Dataset excerpts
==============================
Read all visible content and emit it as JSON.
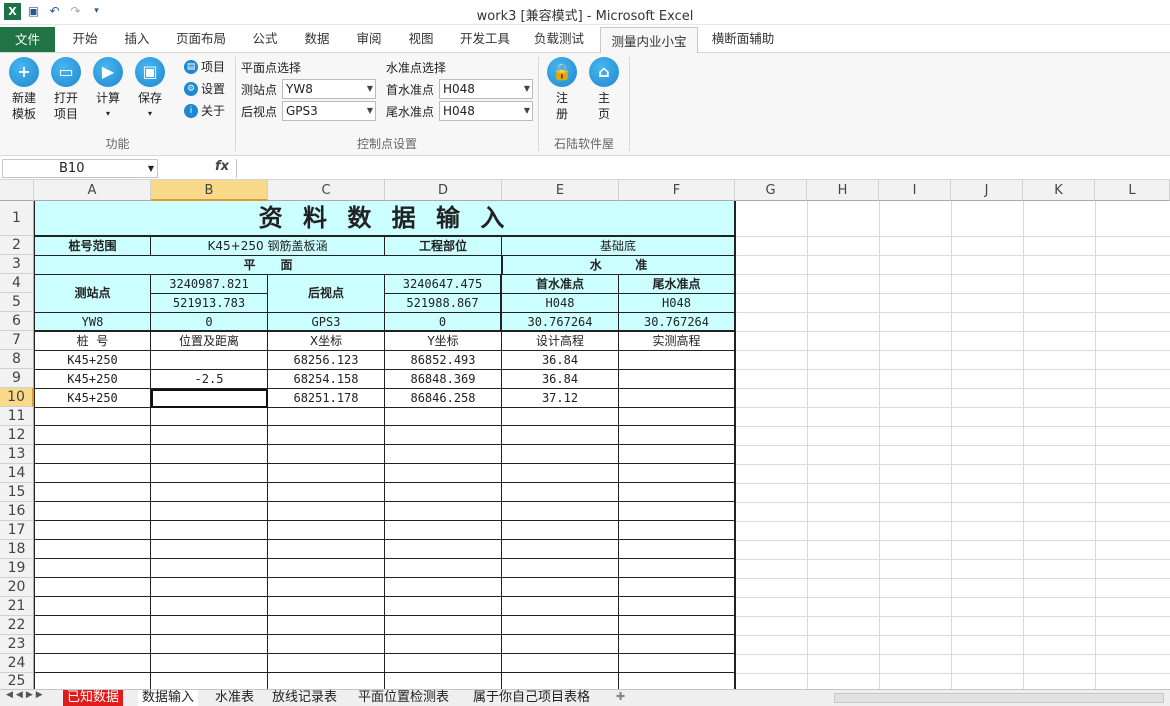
{
  "window": {
    "title": "work3  [兼容模式]  -  Microsoft Excel"
  },
  "ribbon_tabs": [
    "文件",
    "开始",
    "插入",
    "页面布局",
    "公式",
    "数据",
    "审阅",
    "视图",
    "开发工具",
    "负载测试",
    "测量内业小宝",
    "横断面辅助"
  ],
  "ribbon": {
    "buttons": [
      {
        "line1": "新建",
        "line2": "模板",
        "icon": "plus-icon"
      },
      {
        "line1": "打开",
        "line2": "项目",
        "icon": "folder-icon"
      },
      {
        "line1": "计算",
        "line2": "",
        "icon": "play-icon"
      },
      {
        "line1": "保存",
        "line2": "",
        "icon": "save-icon"
      }
    ],
    "small": [
      "项目",
      "设置",
      "关于"
    ],
    "group1": "功能",
    "plane_title": "平面点选择",
    "station_label": "测站点",
    "station_value": "YW8",
    "backsight_label": "后视点",
    "backsight_value": "GPS3",
    "level_title": "水准点选择",
    "first_label": "首水准点",
    "first_value": "H048",
    "last_label": "尾水准点",
    "last_value": "H048",
    "group2": "控制点设置",
    "reg1": "注",
    "reg2": "册",
    "home1": "主",
    "home2": "页",
    "group3": "石陆软件屋"
  },
  "namebox": "B10",
  "fx": "fx",
  "columns": [
    "A",
    "B",
    "C",
    "D",
    "E",
    "F",
    "G",
    "H",
    "I",
    "J",
    "K",
    "L"
  ],
  "rows": [
    "1",
    "2",
    "3",
    "4",
    "5",
    "6",
    "7",
    "8",
    "9",
    "10",
    "11",
    "12",
    "13",
    "14",
    "15",
    "16",
    "17",
    "18",
    "19",
    "20",
    "21",
    "22",
    "23",
    "24",
    "25"
  ],
  "sheet": {
    "title": "资 料 数 据 输 入",
    "r2": {
      "a": "桩号范围",
      "bc": "K45+250 钢筋盖板涵",
      "d": "工程部位",
      "ef": "基础底"
    },
    "r3": {
      "ad": "平      面",
      "ef": "水        准"
    },
    "r4": {
      "a": "测站点",
      "b": "3240987.821",
      "c": "后视点",
      "d": "3240647.475",
      "e": "首水准点",
      "f": "尾水准点"
    },
    "r5": {
      "b": "521913.783",
      "d": "521988.867",
      "e": "H048",
      "f": "H048"
    },
    "r6": {
      "a": "YW8",
      "b": "0",
      "c": "GPS3",
      "d": "0",
      "e": "30.767264",
      "f": "30.767264"
    },
    "r7": {
      "a": "桩  号",
      "b": "位置及距离",
      "c": "X坐标",
      "d": "Y坐标",
      "e": "设计高程",
      "f": "实测高程"
    },
    "data": [
      {
        "a": "K45+250",
        "b": "",
        "c": "68256.123",
        "d": "86852.493",
        "e": "36.84",
        "f": ""
      },
      {
        "a": "K45+250",
        "b": "-2.5",
        "c": "68254.158",
        "d": "86848.369",
        "e": "36.84",
        "f": ""
      },
      {
        "a": "K45+250",
        "b": "",
        "c": "68251.178",
        "d": "86846.258",
        "e": "37.12",
        "f": ""
      }
    ]
  },
  "sheet_tabs": [
    "已知数据",
    "数据输入",
    "水准表",
    "放线记录表",
    "平面位置检测表",
    "属于你自己项目表格"
  ]
}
==============================
**Directions**.
The material above holds pictures; copy everything else in it exactly.

**Reply**.
Read all visible content and emit it as JSON.
{
  "window": {
    "title": "work3  [兼容模式]  -  Microsoft Excel"
  },
  "ribbon_tabs": [
    "文件",
    "开始",
    "插入",
    "页面布局",
    "公式",
    "数据",
    "审阅",
    "视图",
    "开发工具",
    "负载测试",
    "测量内业小宝",
    "横断面辅助"
  ],
  "ribbon": {
    "buttons": [
      {
        "line1": "新建",
        "line2": "模板",
        "icon": "plus-icon"
      },
      {
        "line1": "打开",
        "line2": "项目",
        "icon": "folder-icon"
      },
      {
        "line1": "计算",
        "line2": "",
        "icon": "play-icon"
      },
      {
        "line1": "保存",
        "line2": "",
        "icon": "save-icon"
      }
    ],
    "small": [
      "项目",
      "设置",
      "关于"
    ],
    "group1": "功能",
    "plane_title": "平面点选择",
    "station_label": "测站点",
    "station_value": "YW8",
    "backsight_label": "后视点",
    "backsight_value": "GPS3",
    "level_title": "水准点选择",
    "first_label": "首水准点",
    "first_value": "H048",
    "last_label": "尾水准点",
    "last_value": "H048",
    "group2": "控制点设置",
    "reg1": "注",
    "reg2": "册",
    "home1": "主",
    "home2": "页",
    "group3": "石陆软件屋"
  },
  "namebox": "B10",
  "fx": "fx",
  "columns": [
    "A",
    "B",
    "C",
    "D",
    "E",
    "F",
    "G",
    "H",
    "I",
    "J",
    "K",
    "L"
  ],
  "rows": [
    "1",
    "2",
    "3",
    "4",
    "5",
    "6",
    "7",
    "8",
    "9",
    "10",
    "11",
    "12",
    "13",
    "14",
    "15",
    "16",
    "17",
    "18",
    "19",
    "20",
    "21",
    "22",
    "23",
    "24",
    "25"
  ],
  "sheet": {
    "title": "资 料 数 据 输 入",
    "r2": {
      "a": "桩号范围",
      "bc": "K45+250 钢筋盖板涵",
      "d": "工程部位",
      "ef": "基础底"
    },
    "r3": {
      "ad": "平      面",
      "ef": "水        准"
    },
    "r4": {
      "a": "测站点",
      "b": "3240987.821",
      "c": "后视点",
      "d": "3240647.475",
      "e": "首水准点",
      "f": "尾水准点"
    },
    "r5": {
      "b": "521913.783",
      "d": "521988.867",
      "e": "H048",
      "f": "H048"
    },
    "r6": {
      "a": "YW8",
      "b": "0",
      "c": "GPS3",
      "d": "0",
      "e": "30.767264",
      "f": "30.767264"
    },
    "r7": {
      "a": "桩  号",
      "b": "位置及距离",
      "c": "X坐标",
      "d": "Y坐标",
      "e": "设计高程",
      "f": "实测高程"
    },
    "data": [
      {
        "a": "K45+250",
        "b": "",
        "c": "68256.123",
        "d": "86852.493",
        "e": "36.84",
        "f": ""
      },
      {
        "a": "K45+250",
        "b": "-2.5",
        "c": "68254.158",
        "d": "86848.369",
        "e": "36.84",
        "f": ""
      },
      {
        "a": "K45+250",
        "b": "",
        "c": "68251.178",
        "d": "86846.258",
        "e": "37.12",
        "f": ""
      }
    ]
  },
  "sheet_tabs": [
    "已知数据",
    "数据输入",
    "水准表",
    "放线记录表",
    "平面位置检测表",
    "属于你自己项目表格"
  ]
}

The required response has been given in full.